• Task details: Word for word, transcribe the lines below and drop the pictures.

== Supplied information

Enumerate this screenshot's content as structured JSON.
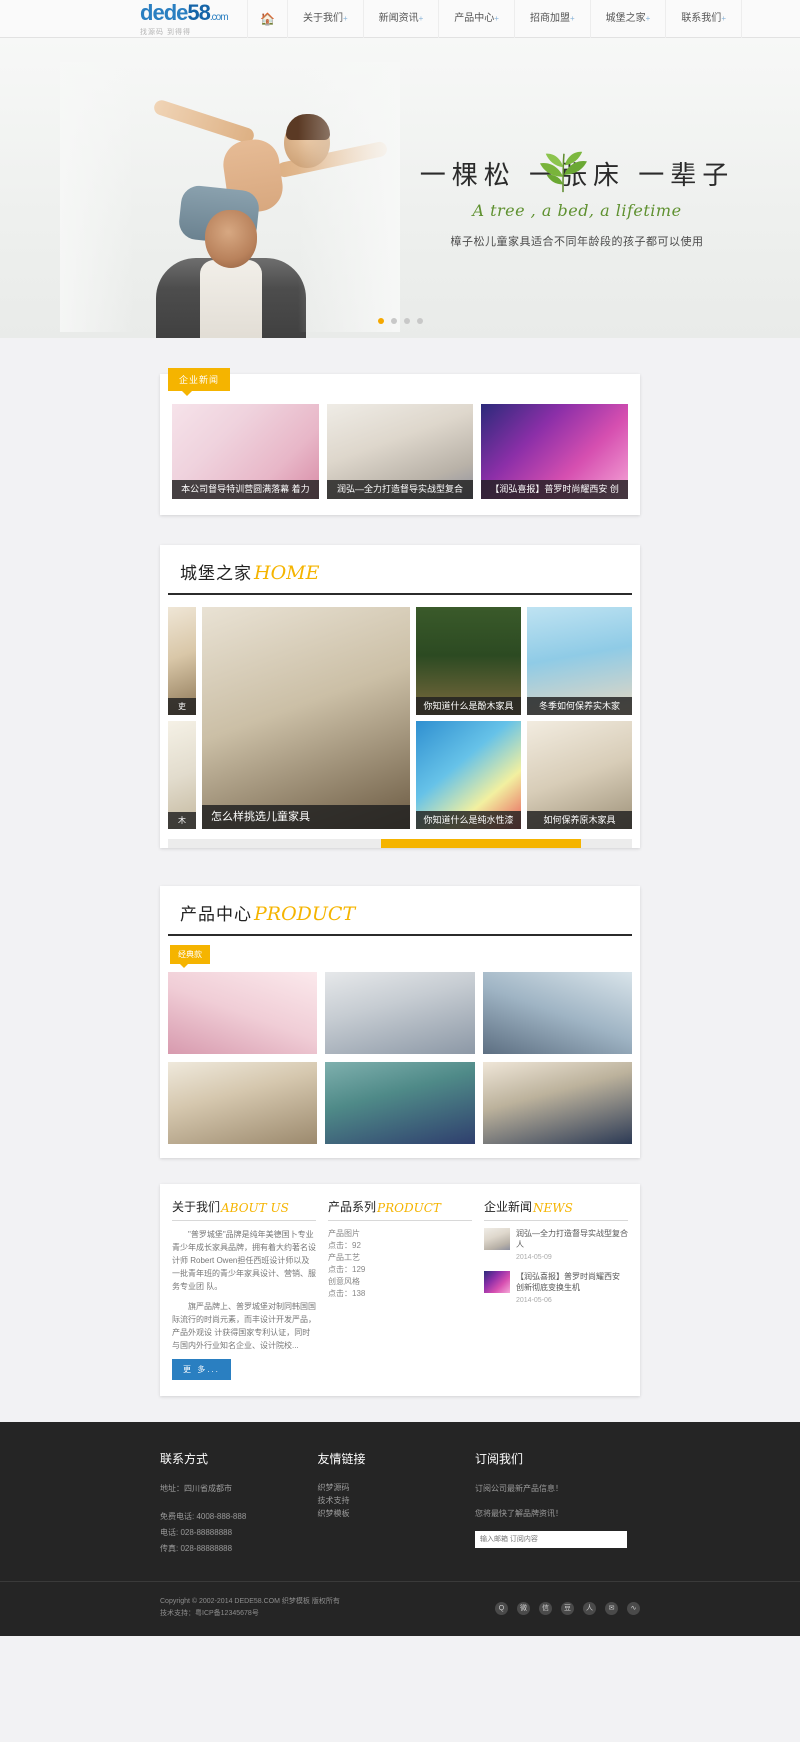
{
  "header": {
    "logo": {
      "d1": "de",
      "d2": "de",
      "num": "58",
      "com": ".com",
      "sub": "找源码  到得得"
    },
    "home_icon": "home-icon",
    "nav": [
      {
        "label": "关于我们",
        "plus": "+"
      },
      {
        "label": "新闻资讯",
        "plus": "+"
      },
      {
        "label": "产品中心",
        "plus": "+"
      },
      {
        "label": "招商加盟",
        "plus": "+"
      },
      {
        "label": "城堡之家",
        "plus": "+"
      },
      {
        "label": "联系我们",
        "plus": "+"
      }
    ]
  },
  "banner": {
    "headline": "一棵松  一张床  一辈子",
    "subline": "A tree , a bed, a lifetime",
    "desc": "樟子松儿童家具适合不同年龄段的孩子都可以使用",
    "dots": [
      "1",
      "2",
      "3",
      "4"
    ],
    "active_dot": 0,
    "accent": "#f5a800"
  },
  "cases": {
    "badge": "企业新闻",
    "items": [
      {
        "caption": "本公司督导特训营圆满落幕 着力",
        "photo": "p1"
      },
      {
        "caption": "润弘—全力打造督导实战型复合",
        "photo": "p2"
      },
      {
        "caption": "【润弘喜报】普罗时尚耀西安 创",
        "photo": "p3"
      }
    ]
  },
  "home": {
    "title_cn": "城堡之家",
    "title_en": "HOME",
    "left_strip": [
      {
        "caption": "吏",
        "photo": "p6"
      },
      {
        "caption": "木",
        "photo": "p8"
      }
    ],
    "feature": {
      "caption": "怎么样挑选儿童家具",
      "photo": "p9"
    },
    "grid": [
      {
        "caption": "你知道什么是酚木家具",
        "photo": "p4"
      },
      {
        "caption": "冬季如何保养实木家",
        "photo": "p5"
      },
      {
        "caption": "你知道什么是纯水性漆",
        "photo": "p7"
      },
      {
        "caption": "如何保养原木家具",
        "photo": "p16"
      }
    ],
    "scroll_position": "46%",
    "scroll_width": "43%"
  },
  "product": {
    "title_cn": "产品中心",
    "title_en": "PRODUCT",
    "badge": "经典款",
    "items": [
      {
        "photo": "p17"
      },
      {
        "photo": "p11"
      },
      {
        "photo": "p18"
      },
      {
        "photo": "p10"
      },
      {
        "photo": "p14"
      },
      {
        "photo": "p15"
      }
    ]
  },
  "info": {
    "about": {
      "title_cn": "关于我们",
      "title_en": "ABOUT US",
      "paragraphs": [
        "\"普罗城堡\"品牌是纯年美德国卜专业青少年成长家具品牌，拥有着大约著名设计师 Robert Owen担任西班设计师以及一批青年班的青少年家具设计、营销、服务专业团 队。",
        "旗严品牌上、普罗城堡对制同韩国国际流行的时尚元素，而丰设计开发严品，产品外观设 计获得国家专利认证，同时与国内外行业知名企业、设计院校..."
      ],
      "more_label": "更  多..."
    },
    "series": {
      "title_cn": "产品系列",
      "title_en": "PRODUCT",
      "items": [
        {
          "label": "产品图片",
          "count": "点击：92"
        },
        {
          "label": "产品工艺",
          "count": "点击：129"
        },
        {
          "label": "创意风格",
          "count": "点击：138"
        }
      ]
    },
    "news": {
      "title_cn": "企业新闻",
      "title_en": "NEWS",
      "items": [
        {
          "title": "润弘—全力打造督导实战型复合人",
          "date": "2014-05-09",
          "photo": "p2"
        },
        {
          "title": "【润弘喜报】普罗时尚耀西安 创新彻底变换生机",
          "date": "2014-05-06",
          "photo": "p3"
        }
      ]
    }
  },
  "footer": {
    "contact": {
      "title": "联系方式",
      "lines": [
        "地址：四川省成都市",
        "免费电话: 4008-888-888",
        "电话: 028-88888888",
        "传真: 028-88888888"
      ]
    },
    "links": {
      "title": "友情链接",
      "items": [
        "织梦源码",
        "技术支持",
        "织梦模板"
      ]
    },
    "subscribe": {
      "title": "订阅我们",
      "line1": "订阅公司最新产品信息！",
      "line2": "您将最快了解品牌资讯！",
      "placeholder": "输入邮箱 订阅内容"
    },
    "copyright": "Copyright © 2002-2014 DEDE58.COM 织梦模板 版权所有",
    "icp": "技术支持：粤ICP备12345678号",
    "social": [
      "qq-icon",
      "weibo-icon",
      "weixin-icon",
      "douban-icon",
      "renren-icon",
      "mail-icon",
      "rss-icon"
    ]
  }
}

====

• Right answer:
Enumerate this screenshot's content as structured JSON.
{
  "header": {
    "logo": {
      "d1": "de",
      "d2": "de",
      "num": "58",
      "com": ".com",
      "sub": "找源码  到得得"
    },
    "home_icon": "home-icon",
    "nav": [
      {
        "label": "关于我们",
        "plus": "+"
      },
      {
        "label": "新闻资讯",
        "plus": "+"
      },
      {
        "label": "产品中心",
        "plus": "+"
      },
      {
        "label": "招商加盟",
        "plus": "+"
      },
      {
        "label": "城堡之家",
        "plus": "+"
      },
      {
        "label": "联系我们",
        "plus": "+"
      }
    ]
  },
  "banner": {
    "headline": "一棵松  一张床  一辈子",
    "subline": "A tree , a bed, a lifetime",
    "desc": "樟子松儿童家具适合不同年龄段的孩子都可以使用",
    "dots": [
      "1",
      "2",
      "3",
      "4"
    ],
    "active_dot": 0,
    "accent": "#f5a800"
  },
  "cases": {
    "badge": "企业新闻",
    "items": [
      {
        "caption": "本公司督导特训营圆满落幕 着力",
        "photo": "p1"
      },
      {
        "caption": "润弘—全力打造督导实战型复合",
        "photo": "p2"
      },
      {
        "caption": "【润弘喜报】普罗时尚耀西安 创",
        "photo": "p3"
      }
    ]
  },
  "home": {
    "title_cn": "城堡之家",
    "title_en": "HOME",
    "left_strip": [
      {
        "caption": "吏",
        "photo": "p6"
      },
      {
        "caption": "木",
        "photo": "p8"
      }
    ],
    "feature": {
      "caption": "怎么样挑选儿童家具",
      "photo": "p9"
    },
    "grid": [
      {
        "caption": "你知道什么是酚木家具",
        "photo": "p4"
      },
      {
        "caption": "冬季如何保养实木家",
        "photo": "p5"
      },
      {
        "caption": "你知道什么是纯水性漆",
        "photo": "p7"
      },
      {
        "caption": "如何保养原木家具",
        "photo": "p16"
      }
    ],
    "scroll_position": "46%",
    "scroll_width": "43%"
  },
  "product": {
    "title_cn": "产品中心",
    "title_en": "PRODUCT",
    "badge": "经典款",
    "items": [
      {
        "photo": "p17"
      },
      {
        "photo": "p11"
      },
      {
        "photo": "p18"
      },
      {
        "photo": "p10"
      },
      {
        "photo": "p14"
      },
      {
        "photo": "p15"
      }
    ]
  },
  "info": {
    "about": {
      "title_cn": "关于我们",
      "title_en": "ABOUT US",
      "paragraphs": [
        "\"普罗城堡\"品牌是纯年美德国卜专业青少年成长家具品牌，拥有着大约著名设计师 Robert Owen担任西班设计师以及一批青年班的青少年家具设计、营销、服务专业团 队。",
        "旗严品牌上、普罗城堡对制同韩国国际流行的时尚元素，而丰设计开发严品，产品外观设 计获得国家专利认证，同时与国内外行业知名企业、设计院校..."
      ],
      "more_label": "更  多..."
    },
    "series": {
      "title_cn": "产品系列",
      "title_en": "PRODUCT",
      "items": [
        {
          "label": "产品图片",
          "count": "点击：92"
        },
        {
          "label": "产品工艺",
          "count": "点击：129"
        },
        {
          "label": "创意风格",
          "count": "点击：138"
        }
      ]
    },
    "news": {
      "title_cn": "企业新闻",
      "title_en": "NEWS",
      "items": [
        {
          "title": "润弘—全力打造督导实战型复合人",
          "date": "2014-05-09",
          "photo": "p2"
        },
        {
          "title": "【润弘喜报】普罗时尚耀西安 创新彻底变换生机",
          "date": "2014-05-06",
          "photo": "p3"
        }
      ]
    }
  },
  "footer": {
    "contact": {
      "title": "联系方式",
      "lines": [
        "地址：四川省成都市",
        "免费电话: 4008-888-888",
        "电话: 028-88888888",
        "传真: 028-88888888"
      ]
    },
    "links": {
      "title": "友情链接",
      "items": [
        "织梦源码",
        "技术支持",
        "织梦模板"
      ]
    },
    "subscribe": {
      "title": "订阅我们",
      "line1": "订阅公司最新产品信息！",
      "line2": "您将最快了解品牌资讯！",
      "placeholder": "输入邮箱 订阅内容"
    },
    "copyright": "Copyright © 2002-2014 DEDE58.COM 织梦模板 版权所有",
    "icp": "技术支持：粤ICP备12345678号",
    "social": [
      "qq-icon",
      "weibo-icon",
      "weixin-icon",
      "douban-icon",
      "renren-icon",
      "mail-icon",
      "rss-icon"
    ]
  }
}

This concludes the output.